THE EXERCISE
Each line that follows should be printed again exactly as it stands.

>> BEGIN

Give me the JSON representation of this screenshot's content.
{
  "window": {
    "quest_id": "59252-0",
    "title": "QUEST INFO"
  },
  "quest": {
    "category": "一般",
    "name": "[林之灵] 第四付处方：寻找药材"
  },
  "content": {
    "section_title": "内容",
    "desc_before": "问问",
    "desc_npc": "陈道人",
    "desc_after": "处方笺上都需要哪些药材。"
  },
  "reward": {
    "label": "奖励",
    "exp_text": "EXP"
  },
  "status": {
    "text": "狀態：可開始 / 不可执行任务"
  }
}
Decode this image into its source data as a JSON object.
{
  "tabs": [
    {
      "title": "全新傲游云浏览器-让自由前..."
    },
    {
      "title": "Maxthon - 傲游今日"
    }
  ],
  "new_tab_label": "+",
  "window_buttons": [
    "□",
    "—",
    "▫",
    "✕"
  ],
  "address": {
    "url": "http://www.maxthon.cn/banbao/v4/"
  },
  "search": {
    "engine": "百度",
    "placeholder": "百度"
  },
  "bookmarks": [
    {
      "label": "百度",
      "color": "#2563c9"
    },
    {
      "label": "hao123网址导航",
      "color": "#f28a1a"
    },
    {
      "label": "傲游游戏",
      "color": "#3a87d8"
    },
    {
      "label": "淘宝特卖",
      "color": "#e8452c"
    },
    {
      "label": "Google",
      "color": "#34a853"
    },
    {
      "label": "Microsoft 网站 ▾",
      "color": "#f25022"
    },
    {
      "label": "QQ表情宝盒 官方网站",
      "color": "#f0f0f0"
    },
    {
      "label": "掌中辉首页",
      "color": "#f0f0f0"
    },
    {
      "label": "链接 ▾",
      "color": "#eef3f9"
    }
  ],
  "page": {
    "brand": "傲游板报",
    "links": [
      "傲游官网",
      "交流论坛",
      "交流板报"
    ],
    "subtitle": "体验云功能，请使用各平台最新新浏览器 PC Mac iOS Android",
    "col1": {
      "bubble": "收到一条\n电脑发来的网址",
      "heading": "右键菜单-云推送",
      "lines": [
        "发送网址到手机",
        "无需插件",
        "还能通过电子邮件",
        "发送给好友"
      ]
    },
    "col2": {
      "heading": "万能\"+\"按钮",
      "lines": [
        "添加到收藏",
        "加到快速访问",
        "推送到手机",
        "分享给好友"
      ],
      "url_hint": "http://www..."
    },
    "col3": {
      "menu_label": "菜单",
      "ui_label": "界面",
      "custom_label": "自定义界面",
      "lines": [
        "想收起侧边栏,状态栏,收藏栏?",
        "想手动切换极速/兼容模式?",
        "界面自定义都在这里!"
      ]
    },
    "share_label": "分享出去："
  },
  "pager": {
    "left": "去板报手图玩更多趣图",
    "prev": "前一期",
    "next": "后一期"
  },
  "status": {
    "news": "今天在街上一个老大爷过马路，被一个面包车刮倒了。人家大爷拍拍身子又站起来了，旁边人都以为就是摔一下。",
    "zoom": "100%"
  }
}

>> END

FINISHED EXERCISE
Give me the JSON representation of this screenshot's content.
{
  "window": {
    "quest_id": "59252-0",
    "title": "QUEST INFO"
  },
  "quest": {
    "category": "一般",
    "name": "[林之灵] 第四付处方：寻找药材"
  },
  "content": {
    "section_title": "内容",
    "desc_before": "问问",
    "desc_npc": "陈道人",
    "desc_after": "处方笺上都需要哪些药材。"
  },
  "reward": {
    "label": "奖励",
    "exp_text": "EXP"
  },
  "status": {
    "text": "狀態：可開始 / 不可执行任务"
  }
}
Decode this image into its source data as a JSON object.
{
  "tabs": [
    {
      "title": "全新傲游云浏览器-让自由前..."
    },
    {
      "title": "Maxthon - 傲游今日"
    }
  ],
  "new_tab_label": "+",
  "window_buttons": [
    "□",
    "—",
    "▫",
    "✕"
  ],
  "address": {
    "url": "http://www.maxthon.cn/banbao/v4/"
  },
  "search": {
    "engine": "百度",
    "placeholder": "百度"
  },
  "bookmarks": [
    {
      "label": "百度",
      "color": "#2563c9"
    },
    {
      "label": "hao123网址导航",
      "color": "#f28a1a"
    },
    {
      "label": "傲游游戏",
      "color": "#3a87d8"
    },
    {
      "label": "淘宝特卖",
      "color": "#e8452c"
    },
    {
      "label": "Google",
      "color": "#34a853"
    },
    {
      "label": "Microsoft 网站 ▾",
      "color": "#f25022"
    },
    {
      "label": "QQ表情宝盒 官方网站",
      "color": "#f0f0f0"
    },
    {
      "label": "掌中辉首页",
      "color": "#f0f0f0"
    },
    {
      "label": "链接 ▾",
      "color": "#eef3f9"
    }
  ],
  "page": {
    "brand": "傲游板报",
    "links": [
      "傲游官网",
      "交流论坛",
      "交流板报"
    ],
    "subtitle": "体验云功能，请使用各平台最新新浏览器 PC Mac iOS Android",
    "col1": {
      "bubble": "收到一条\n电脑发来的网址",
      "heading": "右键菜单-云推送",
      "lines": [
        "发送网址到手机",
        "无需插件",
        "还能通过电子邮件",
        "发送给好友"
      ]
    },
    "col2": {
      "heading": "万能\"+\"按钮",
      "lines": [
        "添加到收藏",
        "加到快速访问",
        "推送到手机",
        "分享给好友"
      ],
      "url_hint": "http://www..."
    },
    "col3": {
      "menu_label": "菜单",
      "ui_label": "界面",
      "custom_label": "自定义界面",
      "lines": [
        "想收起侧边栏,状态栏,收藏栏?",
        "想手动切换极速/兼容模式?",
        "界面自定义都在这里!"
      ]
    },
    "share_label": "分享出去："
  },
  "pager": {
    "left": "去板报手图玩更多趣图",
    "prev": "前一期",
    "next": "后一期"
  },
  "status": {
    "news": "今天在街上一个老大爷过马路，被一个面包车刮倒了。人家大爷拍拍身子又站起来了，旁边人都以为就是摔一下。",
    "zoom": "100%"
  }
}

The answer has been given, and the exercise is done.